* [INPUT RECORDS]
• • • • •
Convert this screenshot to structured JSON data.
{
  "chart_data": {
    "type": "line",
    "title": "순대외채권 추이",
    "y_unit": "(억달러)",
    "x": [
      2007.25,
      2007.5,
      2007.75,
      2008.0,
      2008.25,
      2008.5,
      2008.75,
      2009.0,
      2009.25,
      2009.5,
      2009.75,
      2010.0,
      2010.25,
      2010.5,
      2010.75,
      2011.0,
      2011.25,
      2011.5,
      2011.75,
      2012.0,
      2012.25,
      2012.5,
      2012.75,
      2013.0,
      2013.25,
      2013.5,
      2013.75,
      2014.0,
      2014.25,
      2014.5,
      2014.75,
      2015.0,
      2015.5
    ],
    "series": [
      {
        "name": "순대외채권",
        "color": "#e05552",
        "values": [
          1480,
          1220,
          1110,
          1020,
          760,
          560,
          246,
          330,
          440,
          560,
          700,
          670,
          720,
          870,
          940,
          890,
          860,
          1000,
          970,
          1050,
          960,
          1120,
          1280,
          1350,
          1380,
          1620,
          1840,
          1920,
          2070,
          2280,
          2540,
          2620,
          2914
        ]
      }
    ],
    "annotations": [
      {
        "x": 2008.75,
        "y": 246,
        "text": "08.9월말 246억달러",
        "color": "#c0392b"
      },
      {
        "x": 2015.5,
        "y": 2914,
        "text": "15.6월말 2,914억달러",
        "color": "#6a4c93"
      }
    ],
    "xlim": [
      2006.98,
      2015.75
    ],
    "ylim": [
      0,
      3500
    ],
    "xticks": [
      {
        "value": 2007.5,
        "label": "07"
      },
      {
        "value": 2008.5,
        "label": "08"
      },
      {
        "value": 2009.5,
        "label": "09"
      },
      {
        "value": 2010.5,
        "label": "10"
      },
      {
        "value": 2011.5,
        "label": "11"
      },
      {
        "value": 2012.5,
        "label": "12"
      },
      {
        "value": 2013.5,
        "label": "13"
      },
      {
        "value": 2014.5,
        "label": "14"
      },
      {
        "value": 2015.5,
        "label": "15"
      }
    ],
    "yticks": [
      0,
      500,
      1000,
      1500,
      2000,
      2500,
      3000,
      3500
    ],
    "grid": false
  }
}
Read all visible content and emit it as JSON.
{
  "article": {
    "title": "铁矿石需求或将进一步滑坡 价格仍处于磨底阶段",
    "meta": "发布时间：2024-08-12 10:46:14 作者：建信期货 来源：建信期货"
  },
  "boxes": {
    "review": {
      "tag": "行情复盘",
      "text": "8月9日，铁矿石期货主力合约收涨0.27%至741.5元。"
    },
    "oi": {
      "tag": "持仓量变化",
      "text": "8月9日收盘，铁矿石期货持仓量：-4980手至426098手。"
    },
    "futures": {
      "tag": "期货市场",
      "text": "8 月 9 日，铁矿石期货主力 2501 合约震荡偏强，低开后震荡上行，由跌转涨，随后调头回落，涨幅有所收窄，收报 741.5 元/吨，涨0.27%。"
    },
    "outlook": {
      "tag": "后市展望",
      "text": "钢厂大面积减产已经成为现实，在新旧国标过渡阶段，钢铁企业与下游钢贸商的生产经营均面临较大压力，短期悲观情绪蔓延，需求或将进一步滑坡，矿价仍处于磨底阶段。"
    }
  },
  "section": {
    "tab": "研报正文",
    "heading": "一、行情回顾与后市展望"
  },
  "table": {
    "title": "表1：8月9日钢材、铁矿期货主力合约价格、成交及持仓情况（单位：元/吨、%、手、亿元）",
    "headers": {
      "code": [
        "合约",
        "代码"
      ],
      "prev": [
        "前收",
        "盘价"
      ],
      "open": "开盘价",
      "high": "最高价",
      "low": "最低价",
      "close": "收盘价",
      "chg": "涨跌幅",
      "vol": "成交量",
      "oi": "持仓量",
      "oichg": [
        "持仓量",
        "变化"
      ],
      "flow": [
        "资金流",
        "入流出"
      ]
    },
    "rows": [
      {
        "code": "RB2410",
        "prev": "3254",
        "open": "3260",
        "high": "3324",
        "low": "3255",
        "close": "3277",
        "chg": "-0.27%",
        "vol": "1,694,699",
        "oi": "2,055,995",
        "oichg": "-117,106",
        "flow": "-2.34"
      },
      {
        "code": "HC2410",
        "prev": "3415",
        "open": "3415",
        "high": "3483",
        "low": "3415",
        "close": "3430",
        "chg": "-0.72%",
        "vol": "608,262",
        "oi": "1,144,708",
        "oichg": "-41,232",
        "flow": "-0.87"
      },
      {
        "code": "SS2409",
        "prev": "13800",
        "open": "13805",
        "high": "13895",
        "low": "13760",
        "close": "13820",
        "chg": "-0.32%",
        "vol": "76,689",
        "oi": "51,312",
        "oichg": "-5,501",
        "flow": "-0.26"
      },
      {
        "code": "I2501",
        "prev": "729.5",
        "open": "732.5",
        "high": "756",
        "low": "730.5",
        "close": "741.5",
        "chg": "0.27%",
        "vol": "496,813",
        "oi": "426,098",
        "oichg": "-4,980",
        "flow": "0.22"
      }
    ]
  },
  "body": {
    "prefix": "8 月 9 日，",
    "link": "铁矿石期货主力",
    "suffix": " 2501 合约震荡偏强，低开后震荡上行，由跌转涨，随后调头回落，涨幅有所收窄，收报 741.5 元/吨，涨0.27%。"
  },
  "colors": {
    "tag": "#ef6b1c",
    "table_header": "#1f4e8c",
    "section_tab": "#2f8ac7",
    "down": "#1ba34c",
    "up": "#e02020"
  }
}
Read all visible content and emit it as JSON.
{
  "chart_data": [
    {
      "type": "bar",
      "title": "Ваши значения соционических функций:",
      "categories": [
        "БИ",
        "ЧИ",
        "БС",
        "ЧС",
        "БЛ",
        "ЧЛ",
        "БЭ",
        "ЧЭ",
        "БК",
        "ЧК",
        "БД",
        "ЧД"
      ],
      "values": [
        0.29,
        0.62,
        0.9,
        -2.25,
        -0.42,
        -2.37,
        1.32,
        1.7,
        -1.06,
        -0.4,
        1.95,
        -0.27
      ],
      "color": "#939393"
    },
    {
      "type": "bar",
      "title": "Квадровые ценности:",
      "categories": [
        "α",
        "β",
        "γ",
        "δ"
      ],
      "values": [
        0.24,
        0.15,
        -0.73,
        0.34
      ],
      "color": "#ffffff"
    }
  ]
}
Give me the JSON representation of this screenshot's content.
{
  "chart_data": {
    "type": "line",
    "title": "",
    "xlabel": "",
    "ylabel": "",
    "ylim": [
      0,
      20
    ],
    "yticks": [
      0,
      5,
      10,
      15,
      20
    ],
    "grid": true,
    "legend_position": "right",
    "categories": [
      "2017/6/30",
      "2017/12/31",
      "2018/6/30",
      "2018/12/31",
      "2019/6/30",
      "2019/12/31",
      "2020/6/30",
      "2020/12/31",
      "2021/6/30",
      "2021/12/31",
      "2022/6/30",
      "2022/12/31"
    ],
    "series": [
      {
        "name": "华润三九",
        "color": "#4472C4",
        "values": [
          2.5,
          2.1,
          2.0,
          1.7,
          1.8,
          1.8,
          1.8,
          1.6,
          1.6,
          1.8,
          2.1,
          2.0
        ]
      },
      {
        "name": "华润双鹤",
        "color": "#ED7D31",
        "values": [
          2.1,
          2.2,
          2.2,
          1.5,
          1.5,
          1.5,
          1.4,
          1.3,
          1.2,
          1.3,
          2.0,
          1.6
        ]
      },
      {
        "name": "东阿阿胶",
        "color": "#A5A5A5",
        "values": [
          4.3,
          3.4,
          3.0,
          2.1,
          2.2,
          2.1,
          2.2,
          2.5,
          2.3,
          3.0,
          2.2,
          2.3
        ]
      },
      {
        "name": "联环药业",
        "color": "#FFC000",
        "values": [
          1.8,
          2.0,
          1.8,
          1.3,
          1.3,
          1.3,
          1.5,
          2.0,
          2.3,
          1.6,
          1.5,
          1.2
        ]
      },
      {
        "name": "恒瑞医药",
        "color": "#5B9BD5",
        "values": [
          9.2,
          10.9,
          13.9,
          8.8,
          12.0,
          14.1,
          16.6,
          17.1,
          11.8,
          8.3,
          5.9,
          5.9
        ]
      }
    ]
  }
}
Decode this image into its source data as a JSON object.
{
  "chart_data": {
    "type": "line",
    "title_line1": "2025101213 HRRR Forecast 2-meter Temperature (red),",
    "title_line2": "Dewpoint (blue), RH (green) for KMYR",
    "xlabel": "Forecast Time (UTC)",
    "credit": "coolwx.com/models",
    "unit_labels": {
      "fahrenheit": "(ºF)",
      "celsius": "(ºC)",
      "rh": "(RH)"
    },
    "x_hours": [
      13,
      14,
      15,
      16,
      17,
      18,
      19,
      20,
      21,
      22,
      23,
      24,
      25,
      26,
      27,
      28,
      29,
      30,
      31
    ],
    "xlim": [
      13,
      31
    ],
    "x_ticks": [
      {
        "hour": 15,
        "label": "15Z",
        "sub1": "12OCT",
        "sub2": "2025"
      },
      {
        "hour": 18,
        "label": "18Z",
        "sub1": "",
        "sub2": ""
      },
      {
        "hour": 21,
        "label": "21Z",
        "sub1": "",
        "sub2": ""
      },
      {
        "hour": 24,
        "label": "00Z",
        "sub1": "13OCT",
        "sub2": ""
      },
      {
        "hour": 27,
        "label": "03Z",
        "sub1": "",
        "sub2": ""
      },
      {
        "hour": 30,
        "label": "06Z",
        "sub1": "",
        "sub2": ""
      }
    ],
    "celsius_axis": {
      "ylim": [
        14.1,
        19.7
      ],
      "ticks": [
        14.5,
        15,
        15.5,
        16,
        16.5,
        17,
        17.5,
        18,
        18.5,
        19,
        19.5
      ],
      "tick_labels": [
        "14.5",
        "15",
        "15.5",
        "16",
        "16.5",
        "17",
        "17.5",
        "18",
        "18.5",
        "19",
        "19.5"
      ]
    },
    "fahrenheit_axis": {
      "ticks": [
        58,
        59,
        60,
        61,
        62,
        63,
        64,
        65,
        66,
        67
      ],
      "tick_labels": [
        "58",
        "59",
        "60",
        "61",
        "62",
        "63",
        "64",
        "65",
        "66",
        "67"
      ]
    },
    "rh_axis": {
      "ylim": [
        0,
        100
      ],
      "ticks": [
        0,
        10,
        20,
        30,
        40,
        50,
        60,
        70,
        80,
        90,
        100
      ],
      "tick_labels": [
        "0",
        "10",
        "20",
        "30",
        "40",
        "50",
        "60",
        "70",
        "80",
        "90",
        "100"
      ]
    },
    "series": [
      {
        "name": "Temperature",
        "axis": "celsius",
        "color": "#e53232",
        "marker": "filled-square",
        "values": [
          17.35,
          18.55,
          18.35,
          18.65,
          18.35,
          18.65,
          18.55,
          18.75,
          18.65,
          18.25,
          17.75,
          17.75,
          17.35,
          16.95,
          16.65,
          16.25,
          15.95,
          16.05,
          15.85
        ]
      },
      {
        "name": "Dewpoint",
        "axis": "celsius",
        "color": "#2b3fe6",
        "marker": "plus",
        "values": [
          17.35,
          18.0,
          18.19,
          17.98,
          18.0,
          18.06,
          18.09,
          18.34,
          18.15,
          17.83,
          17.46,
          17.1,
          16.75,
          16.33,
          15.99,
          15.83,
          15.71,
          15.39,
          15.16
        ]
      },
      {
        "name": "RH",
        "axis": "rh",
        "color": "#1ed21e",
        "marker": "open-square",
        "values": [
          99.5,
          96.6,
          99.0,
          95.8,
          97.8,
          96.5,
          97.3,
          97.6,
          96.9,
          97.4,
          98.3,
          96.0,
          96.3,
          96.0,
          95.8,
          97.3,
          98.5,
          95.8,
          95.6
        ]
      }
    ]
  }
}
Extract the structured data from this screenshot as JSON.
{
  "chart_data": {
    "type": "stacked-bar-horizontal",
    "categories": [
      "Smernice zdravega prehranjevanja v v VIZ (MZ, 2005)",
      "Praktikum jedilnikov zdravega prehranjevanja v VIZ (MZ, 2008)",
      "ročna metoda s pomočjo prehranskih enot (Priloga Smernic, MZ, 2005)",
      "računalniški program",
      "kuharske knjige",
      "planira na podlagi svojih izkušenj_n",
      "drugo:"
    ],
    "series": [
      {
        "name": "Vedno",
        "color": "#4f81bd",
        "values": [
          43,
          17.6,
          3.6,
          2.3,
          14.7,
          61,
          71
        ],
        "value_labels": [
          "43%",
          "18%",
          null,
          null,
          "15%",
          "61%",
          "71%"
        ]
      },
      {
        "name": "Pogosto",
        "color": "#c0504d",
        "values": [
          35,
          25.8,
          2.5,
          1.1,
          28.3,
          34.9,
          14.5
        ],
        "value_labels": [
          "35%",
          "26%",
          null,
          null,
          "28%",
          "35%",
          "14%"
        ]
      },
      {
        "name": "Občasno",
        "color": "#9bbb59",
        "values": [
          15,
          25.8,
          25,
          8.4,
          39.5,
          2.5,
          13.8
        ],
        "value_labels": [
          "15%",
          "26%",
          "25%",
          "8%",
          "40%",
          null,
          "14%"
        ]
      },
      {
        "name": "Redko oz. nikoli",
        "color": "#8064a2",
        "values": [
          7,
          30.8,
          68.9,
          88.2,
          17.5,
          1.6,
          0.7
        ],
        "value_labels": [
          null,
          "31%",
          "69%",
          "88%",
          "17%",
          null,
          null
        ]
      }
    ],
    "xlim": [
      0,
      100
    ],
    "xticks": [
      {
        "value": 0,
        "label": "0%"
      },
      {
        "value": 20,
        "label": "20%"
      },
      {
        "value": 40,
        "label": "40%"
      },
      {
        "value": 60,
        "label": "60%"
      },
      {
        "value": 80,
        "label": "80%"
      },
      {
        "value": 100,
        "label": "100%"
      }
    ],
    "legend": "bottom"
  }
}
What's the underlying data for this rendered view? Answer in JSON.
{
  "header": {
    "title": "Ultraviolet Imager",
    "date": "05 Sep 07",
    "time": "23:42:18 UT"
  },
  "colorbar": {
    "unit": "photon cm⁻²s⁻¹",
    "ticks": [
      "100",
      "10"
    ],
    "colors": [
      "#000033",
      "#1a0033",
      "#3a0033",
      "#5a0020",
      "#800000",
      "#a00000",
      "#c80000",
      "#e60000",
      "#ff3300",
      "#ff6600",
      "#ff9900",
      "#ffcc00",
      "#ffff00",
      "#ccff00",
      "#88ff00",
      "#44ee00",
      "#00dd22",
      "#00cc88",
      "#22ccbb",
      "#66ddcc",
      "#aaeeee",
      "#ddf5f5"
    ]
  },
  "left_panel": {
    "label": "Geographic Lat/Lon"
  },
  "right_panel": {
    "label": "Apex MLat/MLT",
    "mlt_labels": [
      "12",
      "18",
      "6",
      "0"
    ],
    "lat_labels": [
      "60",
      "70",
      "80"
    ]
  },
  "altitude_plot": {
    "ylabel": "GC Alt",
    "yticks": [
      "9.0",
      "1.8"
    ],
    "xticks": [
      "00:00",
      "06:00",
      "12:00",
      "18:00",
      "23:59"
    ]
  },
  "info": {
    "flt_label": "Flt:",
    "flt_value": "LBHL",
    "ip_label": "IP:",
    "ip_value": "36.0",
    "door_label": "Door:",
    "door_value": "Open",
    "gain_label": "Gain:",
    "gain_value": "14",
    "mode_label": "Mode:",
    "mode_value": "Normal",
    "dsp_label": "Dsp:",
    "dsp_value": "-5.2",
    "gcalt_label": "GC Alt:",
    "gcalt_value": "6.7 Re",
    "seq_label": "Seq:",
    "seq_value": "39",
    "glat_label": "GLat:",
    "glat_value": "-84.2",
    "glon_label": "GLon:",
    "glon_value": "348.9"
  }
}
• • • • •
* [AIM OF THE TASK] Search the records above for "低开后震荡上行". Copy each line where it is found.

* [OUTPUT FOR THIS EXERCISE]
      "text": "8 月 9 日，铁矿石期货主力 2501 合约震荡偏强，低开后震荡上行，由跌转涨，随后调头回落，涨幅有所收窄，收报 741.5 元/吨，涨0.27%。"
    "suffix": " 2501 合约震荡偏强，低开后震荡上行，由跌转涨，随后调头回落，涨幅有所收窄，收报 741.5 元/吨，涨0.27%。"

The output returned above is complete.